Information supplied Start Marker

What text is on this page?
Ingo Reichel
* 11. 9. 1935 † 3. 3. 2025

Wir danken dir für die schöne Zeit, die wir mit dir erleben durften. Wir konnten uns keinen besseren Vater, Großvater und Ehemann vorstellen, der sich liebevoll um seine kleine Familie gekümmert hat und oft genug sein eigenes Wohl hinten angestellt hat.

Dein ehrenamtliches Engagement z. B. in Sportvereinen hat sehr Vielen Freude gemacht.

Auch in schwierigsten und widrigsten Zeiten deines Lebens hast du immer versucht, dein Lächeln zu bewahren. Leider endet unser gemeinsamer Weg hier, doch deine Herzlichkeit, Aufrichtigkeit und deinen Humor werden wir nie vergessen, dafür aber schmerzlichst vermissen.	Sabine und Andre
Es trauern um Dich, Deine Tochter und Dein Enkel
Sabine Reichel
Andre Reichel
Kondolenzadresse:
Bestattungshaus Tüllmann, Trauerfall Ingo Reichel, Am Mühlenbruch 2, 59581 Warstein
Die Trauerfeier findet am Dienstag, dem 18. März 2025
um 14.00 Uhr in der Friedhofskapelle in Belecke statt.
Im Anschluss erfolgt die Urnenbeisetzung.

Information supplied End Marker

Assignment:
All entries are to be copied exactly as they read.

Exercise solution:
What text is on this page?
Ingo Reichel
* 11. 9. 1935 † 3. 3. 2025

Wir danken dir für die schöne Zeit, die wir mit dir erleben durften. Wir konnten uns keinen besseren Vater, Großvater und Ehemann vorstellen, der sich liebevoll um seine kleine Familie gekümmert hat und oft genug sein eigenes Wohl hinten angestellt hat.

Dein ehrenamtliches Engagement z. B. in Sportvereinen hat sehr Vielen Freude gemacht.

Auch in schwierigsten und widrigsten Zeiten deines Lebens hast du immer versucht, dein Lächeln zu bewahren. Leider endet unser gemeinsamer Weg hier, doch deine Herzlichkeit, Aufrichtigkeit und deinen Humor werden wir nie vergessen, dafür aber schmerzlichst vermissen.	Sabine und Andre
Es trauern um Dich, Deine Tochter und Dein Enkel
Sabine Reichel
Andre Reichel
Kondolenzadresse:
Bestattungshaus Tüllmann, Trauerfall Ingo Reichel, Am Mühlenbruch 2, 59581 Warstein
Die Trauerfeier findet am Dienstag, dem 18. März 2025
um 14.00 Uhr in der Friedhofskapelle in Belecke statt.
Im Anschluss erfolgt die Urnenbeisetzung.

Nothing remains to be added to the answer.